• Work required: Reproduce every entry exactly and leave its pictures out.

• Provided data:

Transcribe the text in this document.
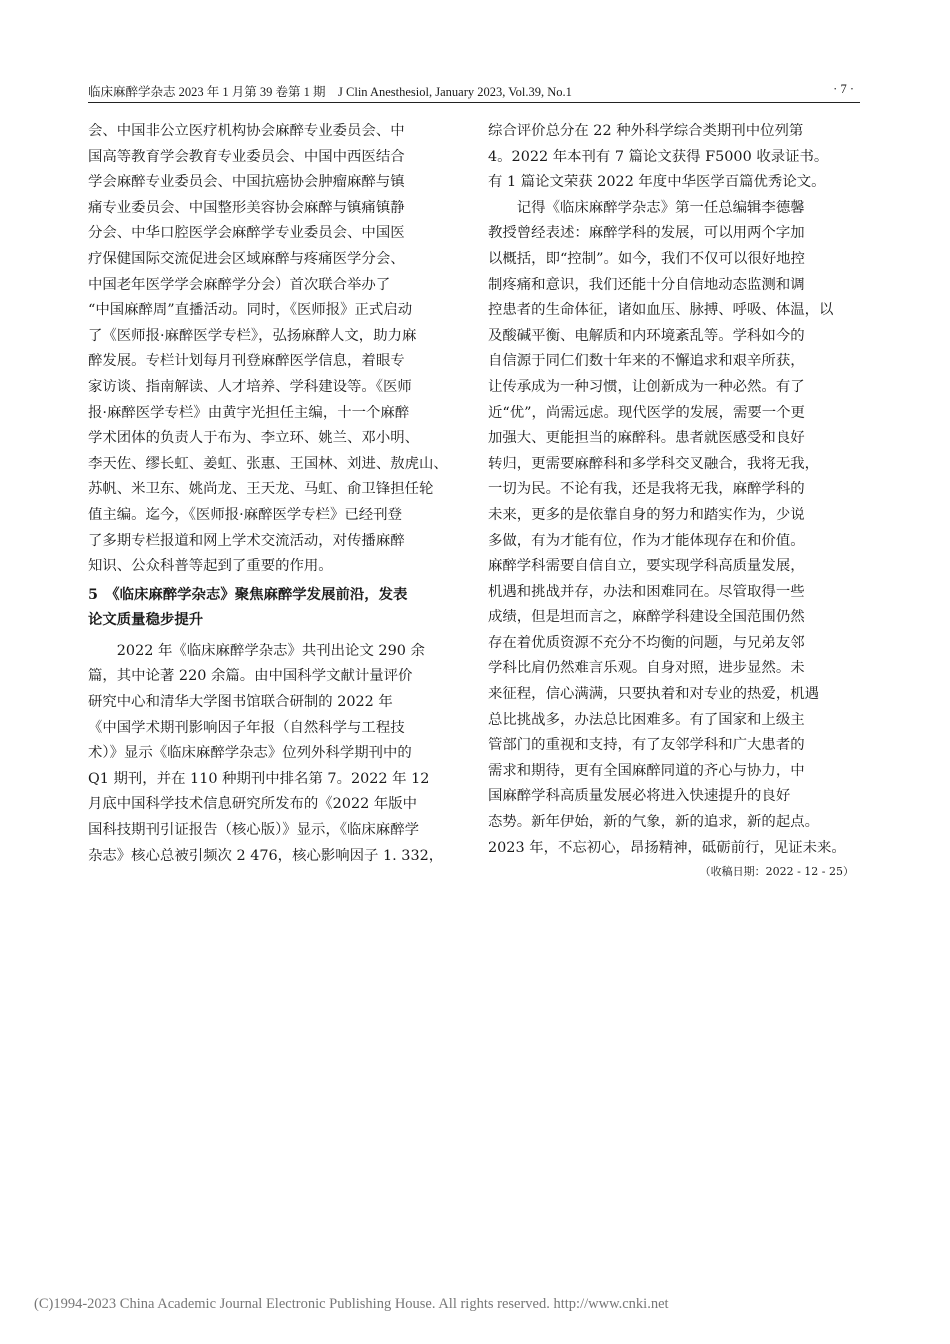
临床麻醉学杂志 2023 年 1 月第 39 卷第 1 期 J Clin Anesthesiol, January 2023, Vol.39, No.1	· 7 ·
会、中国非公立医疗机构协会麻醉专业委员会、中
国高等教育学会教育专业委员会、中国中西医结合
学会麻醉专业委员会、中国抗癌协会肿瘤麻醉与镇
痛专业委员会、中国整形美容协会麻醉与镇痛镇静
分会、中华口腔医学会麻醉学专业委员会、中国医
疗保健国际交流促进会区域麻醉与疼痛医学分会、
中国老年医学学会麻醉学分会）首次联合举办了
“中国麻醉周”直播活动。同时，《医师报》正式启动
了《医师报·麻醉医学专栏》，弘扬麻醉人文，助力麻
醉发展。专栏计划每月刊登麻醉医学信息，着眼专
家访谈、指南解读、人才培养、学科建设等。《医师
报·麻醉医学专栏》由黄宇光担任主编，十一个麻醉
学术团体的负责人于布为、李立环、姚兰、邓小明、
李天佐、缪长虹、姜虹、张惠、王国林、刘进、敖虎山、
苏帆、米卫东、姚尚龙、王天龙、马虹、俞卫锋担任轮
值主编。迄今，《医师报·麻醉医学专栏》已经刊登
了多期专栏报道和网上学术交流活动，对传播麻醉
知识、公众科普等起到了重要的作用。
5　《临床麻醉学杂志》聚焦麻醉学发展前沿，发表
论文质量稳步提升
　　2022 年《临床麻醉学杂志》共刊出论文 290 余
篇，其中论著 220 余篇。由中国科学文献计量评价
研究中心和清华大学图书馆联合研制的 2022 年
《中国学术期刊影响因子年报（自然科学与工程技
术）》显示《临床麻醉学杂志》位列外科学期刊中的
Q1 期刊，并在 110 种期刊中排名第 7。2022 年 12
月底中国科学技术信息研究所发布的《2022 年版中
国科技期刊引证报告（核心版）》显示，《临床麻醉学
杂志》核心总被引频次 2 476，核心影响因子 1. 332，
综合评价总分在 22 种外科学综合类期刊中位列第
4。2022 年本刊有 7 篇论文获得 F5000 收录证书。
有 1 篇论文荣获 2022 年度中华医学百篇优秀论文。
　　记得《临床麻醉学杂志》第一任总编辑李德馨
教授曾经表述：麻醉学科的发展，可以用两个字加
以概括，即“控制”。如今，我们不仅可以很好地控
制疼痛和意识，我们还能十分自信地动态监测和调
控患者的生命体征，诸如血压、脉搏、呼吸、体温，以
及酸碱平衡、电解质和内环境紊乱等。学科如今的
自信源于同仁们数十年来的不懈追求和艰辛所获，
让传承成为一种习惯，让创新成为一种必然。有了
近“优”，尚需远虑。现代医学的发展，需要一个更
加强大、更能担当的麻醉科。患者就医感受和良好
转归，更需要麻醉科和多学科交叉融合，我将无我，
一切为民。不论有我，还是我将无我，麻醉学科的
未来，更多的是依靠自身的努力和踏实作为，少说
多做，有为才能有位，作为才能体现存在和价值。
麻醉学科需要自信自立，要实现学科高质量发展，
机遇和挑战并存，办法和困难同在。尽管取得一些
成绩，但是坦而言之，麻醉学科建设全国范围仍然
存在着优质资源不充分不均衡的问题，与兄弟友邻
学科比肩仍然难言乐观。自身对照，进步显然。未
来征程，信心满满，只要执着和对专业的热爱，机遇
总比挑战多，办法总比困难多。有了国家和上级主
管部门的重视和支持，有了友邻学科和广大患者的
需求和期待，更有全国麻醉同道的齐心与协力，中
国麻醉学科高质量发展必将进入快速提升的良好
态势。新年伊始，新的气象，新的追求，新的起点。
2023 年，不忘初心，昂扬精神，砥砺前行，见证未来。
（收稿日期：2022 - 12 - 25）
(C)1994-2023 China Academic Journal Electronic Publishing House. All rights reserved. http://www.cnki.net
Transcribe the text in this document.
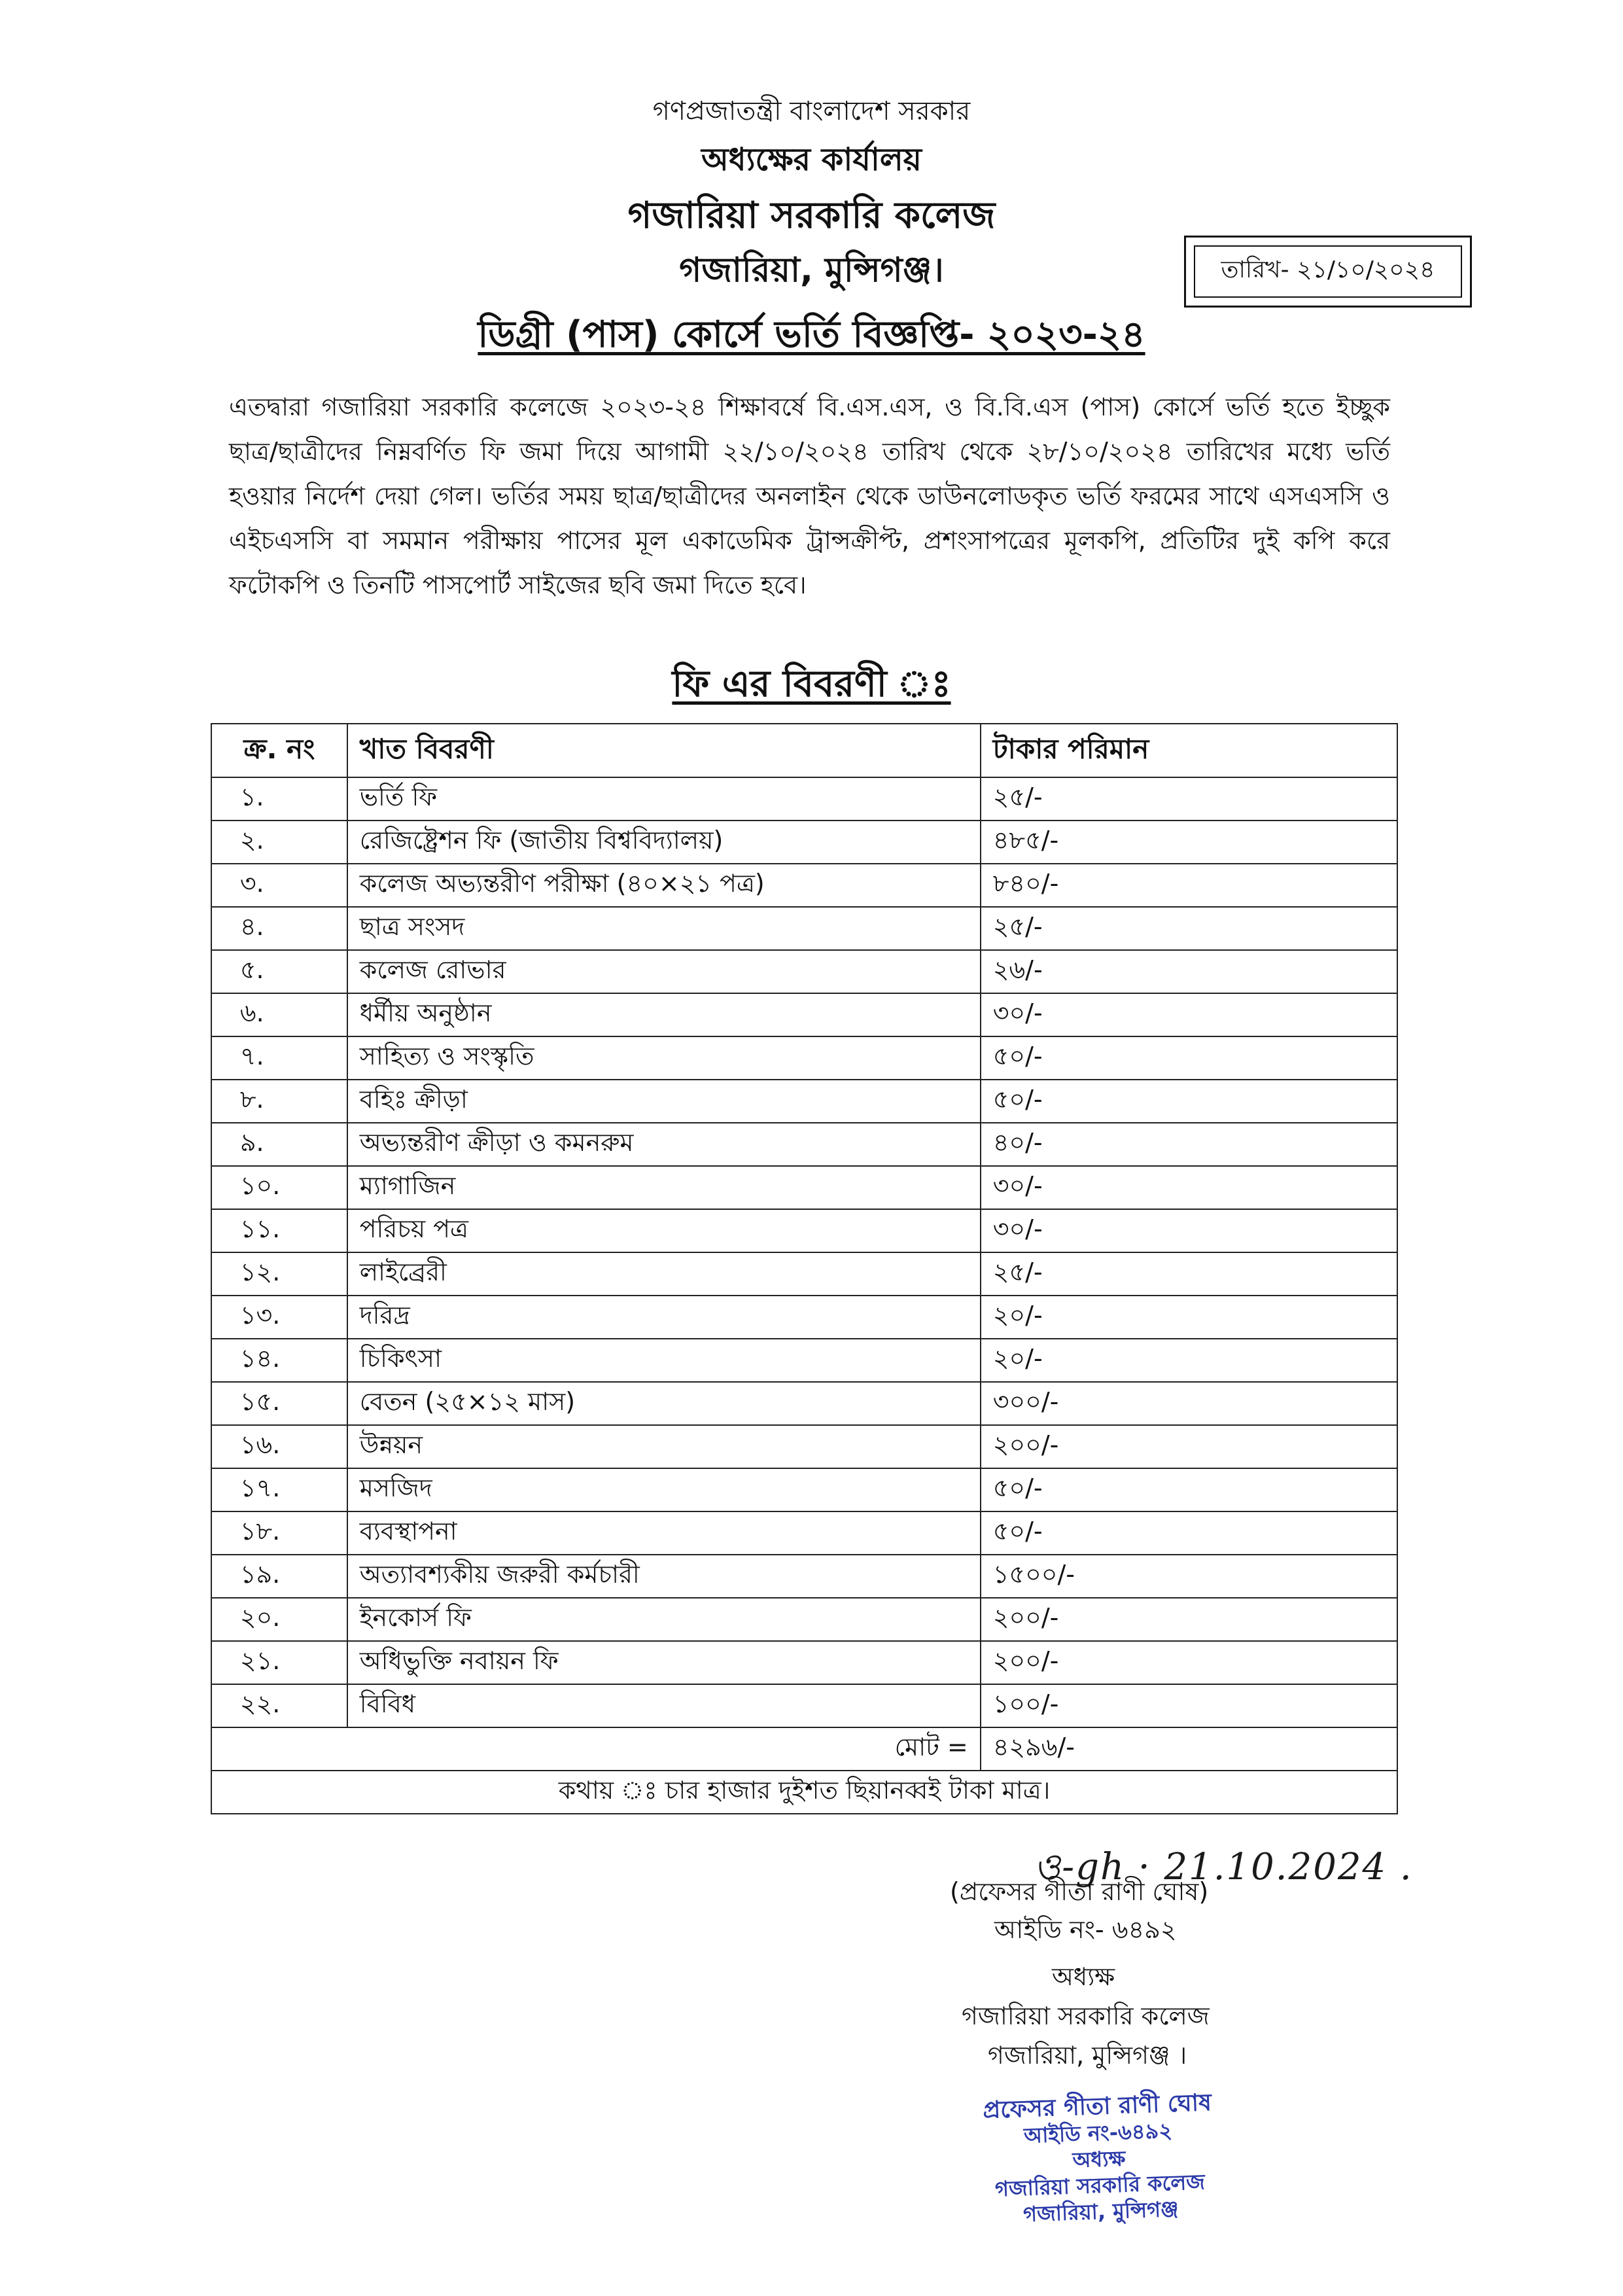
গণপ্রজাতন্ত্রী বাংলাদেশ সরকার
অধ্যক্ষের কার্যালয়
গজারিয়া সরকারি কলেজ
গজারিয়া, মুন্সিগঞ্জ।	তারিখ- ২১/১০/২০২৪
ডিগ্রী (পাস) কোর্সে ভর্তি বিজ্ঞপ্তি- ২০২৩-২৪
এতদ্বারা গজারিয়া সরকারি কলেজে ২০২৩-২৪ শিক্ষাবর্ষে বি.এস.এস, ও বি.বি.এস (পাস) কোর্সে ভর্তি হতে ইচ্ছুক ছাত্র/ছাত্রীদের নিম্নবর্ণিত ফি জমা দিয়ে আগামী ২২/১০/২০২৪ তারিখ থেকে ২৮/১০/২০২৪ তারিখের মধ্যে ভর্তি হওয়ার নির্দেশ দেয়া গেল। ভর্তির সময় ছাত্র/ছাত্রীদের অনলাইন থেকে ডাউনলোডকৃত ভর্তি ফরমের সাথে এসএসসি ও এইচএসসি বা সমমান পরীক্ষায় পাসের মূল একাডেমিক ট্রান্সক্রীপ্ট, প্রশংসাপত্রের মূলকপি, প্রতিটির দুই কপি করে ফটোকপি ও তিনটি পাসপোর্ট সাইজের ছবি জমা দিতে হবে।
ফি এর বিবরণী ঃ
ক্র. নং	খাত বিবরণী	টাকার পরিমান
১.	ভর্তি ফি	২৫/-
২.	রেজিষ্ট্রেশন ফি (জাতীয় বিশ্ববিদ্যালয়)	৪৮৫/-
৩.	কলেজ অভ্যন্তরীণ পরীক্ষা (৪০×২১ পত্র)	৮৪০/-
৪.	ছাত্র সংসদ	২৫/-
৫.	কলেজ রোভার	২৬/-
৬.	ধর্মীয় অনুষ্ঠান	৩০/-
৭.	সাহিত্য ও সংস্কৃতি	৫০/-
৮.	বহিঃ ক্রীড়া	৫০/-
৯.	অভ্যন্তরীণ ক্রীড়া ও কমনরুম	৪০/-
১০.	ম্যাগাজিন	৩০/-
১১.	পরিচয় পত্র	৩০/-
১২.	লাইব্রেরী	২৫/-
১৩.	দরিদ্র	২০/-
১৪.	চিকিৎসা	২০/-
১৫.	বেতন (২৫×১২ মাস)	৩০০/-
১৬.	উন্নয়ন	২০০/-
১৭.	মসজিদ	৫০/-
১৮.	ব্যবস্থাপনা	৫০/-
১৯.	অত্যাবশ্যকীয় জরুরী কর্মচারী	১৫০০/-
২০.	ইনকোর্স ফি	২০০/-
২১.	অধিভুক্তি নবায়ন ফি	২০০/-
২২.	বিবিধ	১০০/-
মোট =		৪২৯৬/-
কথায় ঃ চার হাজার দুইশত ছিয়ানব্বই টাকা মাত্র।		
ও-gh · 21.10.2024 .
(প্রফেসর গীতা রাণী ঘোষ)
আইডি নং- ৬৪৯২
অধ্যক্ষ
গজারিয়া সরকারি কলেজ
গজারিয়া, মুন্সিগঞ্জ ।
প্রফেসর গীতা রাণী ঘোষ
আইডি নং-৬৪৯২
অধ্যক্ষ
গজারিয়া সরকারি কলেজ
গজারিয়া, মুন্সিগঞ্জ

• Solution to this problem:
Transcribe the text in this document.
临床麻醉学杂志 2023 年 1 月第 39 卷第 1 期 J Clin Anesthesiol, January 2023, Vol.39, No.1	· 7 ·
会、中国非公立医疗机构协会麻醉专业委员会、中
国高等教育学会教育专业委员会、中国中西医结合
学会麻醉专业委员会、中国抗癌协会肿瘤麻醉与镇
痛专业委员会、中国整形美容协会麻醉与镇痛镇静
分会、中华口腔医学会麻醉学专业委员会、中国医
疗保健国际交流促进会区域麻醉与疼痛医学分会、
中国老年医学学会麻醉学分会）首次联合举办了
“中国麻醉周”直播活动。同时，《医师报》正式启动
了《医师报·麻醉医学专栏》，弘扬麻醉人文，助力麻
醉发展。专栏计划每月刊登麻醉医学信息，着眼专
家访谈、指南解读、人才培养、学科建设等。《医师
报·麻醉医学专栏》由黄宇光担任主编，十一个麻醉
学术团体的负责人于布为、李立环、姚兰、邓小明、
李天佐、缪长虹、姜虹、张惠、王国林、刘进、敖虎山、
苏帆、米卫东、姚尚龙、王天龙、马虹、俞卫锋担任轮
值主编。迄今，《医师报·麻醉医学专栏》已经刊登
了多期专栏报道和网上学术交流活动，对传播麻醉
知识、公众科普等起到了重要的作用。
5　《临床麻醉学杂志》聚焦麻醉学发展前沿，发表
论文质量稳步提升
　　2022 年《临床麻醉学杂志》共刊出论文 290 余
篇，其中论著 220 余篇。由中国科学文献计量评价
研究中心和清华大学图书馆联合研制的 2022 年
《中国学术期刊影响因子年报（自然科学与工程技
术）》显示《临床麻醉学杂志》位列外科学期刊中的
Q1 期刊，并在 110 种期刊中排名第 7。2022 年 12
月底中国科学技术信息研究所发布的《2022 年版中
国科技期刊引证报告（核心版）》显示，《临床麻醉学
杂志》核心总被引频次 2 476，核心影响因子 1. 332，
综合评价总分在 22 种外科学综合类期刊中位列第
4。2022 年本刊有 7 篇论文获得 F5000 收录证书。
有 1 篇论文荣获 2022 年度中华医学百篇优秀论文。
　　记得《临床麻醉学杂志》第一任总编辑李德馨
教授曾经表述：麻醉学科的发展，可以用两个字加
以概括，即“控制”。如今，我们不仅可以很好地控
制疼痛和意识，我们还能十分自信地动态监测和调
控患者的生命体征，诸如血压、脉搏、呼吸、体温，以
及酸碱平衡、电解质和内环境紊乱等。学科如今的
自信源于同仁们数十年来的不懈追求和艰辛所获，
让传承成为一种习惯，让创新成为一种必然。有了
近“优”，尚需远虑。现代医学的发展，需要一个更
加强大、更能担当的麻醉科。患者就医感受和良好
转归，更需要麻醉科和多学科交叉融合，我将无我，
一切为民。不论有我，还是我将无我，麻醉学科的
未来，更多的是依靠自身的努力和踏实作为，少说
多做，有为才能有位，作为才能体现存在和价值。
麻醉学科需要自信自立，要实现学科高质量发展，
机遇和挑战并存，办法和困难同在。尽管取得一些
成绩，但是坦而言之，麻醉学科建设全国范围仍然
存在着优质资源不充分不均衡的问题，与兄弟友邻
学科比肩仍然难言乐观。自身对照，进步显然。未
来征程，信心满满，只要执着和对专业的热爱，机遇
总比挑战多，办法总比困难多。有了国家和上级主
管部门的重视和支持，有了友邻学科和广大患者的
需求和期待，更有全国麻醉同道的齐心与协力，中
国麻醉学科高质量发展必将进入快速提升的良好
态势。新年伊始，新的气象，新的追求，新的起点。
2023 年，不忘初心，昂扬精神，砥砺前行，见证未来。
（收稿日期：2022 - 12 - 25）
(C)1994-2023 China Academic Journal Electronic Publishing House. All rights reserved. http://www.cnki.net
Transcribe the text in this document.
গণপ্রজাতন্ত্রী বাংলাদেশ সরকার
অধ্যক্ষের কার্যালয়
গজারিয়া সরকারি কলেজ
গজারিয়া, মুন্সিগঞ্জ।	তারিখ- ২১/১০/২০২৪
ডিগ্রী (পাস) কোর্সে ভর্তি বিজ্ঞপ্তি- ২০২৩-২৪
এতদ্বারা গজারিয়া সরকারি কলেজে ২০২৩-২৪ শিক্ষাবর্ষে বি.এস.এস, ও বি.বি.এস (পাস) কোর্সে ভর্তি হতে ইচ্ছুক ছাত্র/ছাত্রীদের নিম্নবর্ণিত ফি জমা দিয়ে আগামী ২২/১০/২০২৪ তারিখ থেকে ২৮/১০/২০২৪ তারিখের মধ্যে ভর্তি হওয়ার নির্দেশ দেয়া গেল। ভর্তির সময় ছাত্র/ছাত্রীদের অনলাইন থেকে ডাউনলোডকৃত ভর্তি ফরমের সাথে এসএসসি ও এইচএসসি বা সমমান পরীক্ষায় পাসের মূল একাডেমিক ট্রান্সক্রীপ্ট, প্রশংসাপত্রের মূলকপি, প্রতিটির দুই কপি করে ফটোকপি ও তিনটি পাসপোর্ট সাইজের ছবি জমা দিতে হবে।
ফি এর বিবরণী ঃ
ক্র. নং	খাত বিবরণী	টাকার পরিমান
১.	ভর্তি ফি	২৫/-
২.	রেজিষ্ট্রেশন ফি (জাতীয় বিশ্ববিদ্যালয়)	৪৮৫/-
৩.	কলেজ অভ্যন্তরীণ পরীক্ষা (৪০×২১ পত্র)	৮৪০/-
৪.	ছাত্র সংসদ	২৫/-
৫.	কলেজ রোভার	২৬/-
৬.	ধর্মীয় অনুষ্ঠান	৩০/-
৭.	সাহিত্য ও সংস্কৃতি	৫০/-
৮.	বহিঃ ক্রীড়া	৫০/-
৯.	অভ্যন্তরীণ ক্রীড়া ও কমনরুম	৪০/-
১০.	ম্যাগাজিন	৩০/-
১১.	পরিচয় পত্র	৩০/-
১২.	লাইব্রেরী	২৫/-
১৩.	দরিদ্র	২০/-
১৪.	চিকিৎসা	২০/-
১৫.	বেতন (২৫×১২ মাস)	৩০০/-
১৬.	উন্নয়ন	২০০/-
১৭.	মসজিদ	৫০/-
১৮.	ব্যবস্থাপনা	৫০/-
১৯.	অত্যাবশ্যকীয় জরুরী কর্মচারী	১৫০০/-
২০.	ইনকোর্স ফি	২০০/-
২১.	অধিভুক্তি নবায়ন ফি	২০০/-
২২.	বিবিধ	১০০/-
মোট =		৪২৯৬/-
কথায় ঃ চার হাজার দুইশত ছিয়ানব্বই টাকা মাত্র।		
ও-gh · 21.10.2024 .
(প্রফেসর গীতা রাণী ঘোষ)
আইডি নং- ৬৪৯২
অধ্যক্ষ
গজারিয়া সরকারি কলেজ
গজারিয়া, মুন্সিগঞ্জ ।
প্রফেসর গীতা রাণী ঘোষ
আইডি নং-৬৪৯২
অধ্যক্ষ
গজারিয়া সরকারি কলেজ
গজারিয়া, মুন্সিগঞ্জ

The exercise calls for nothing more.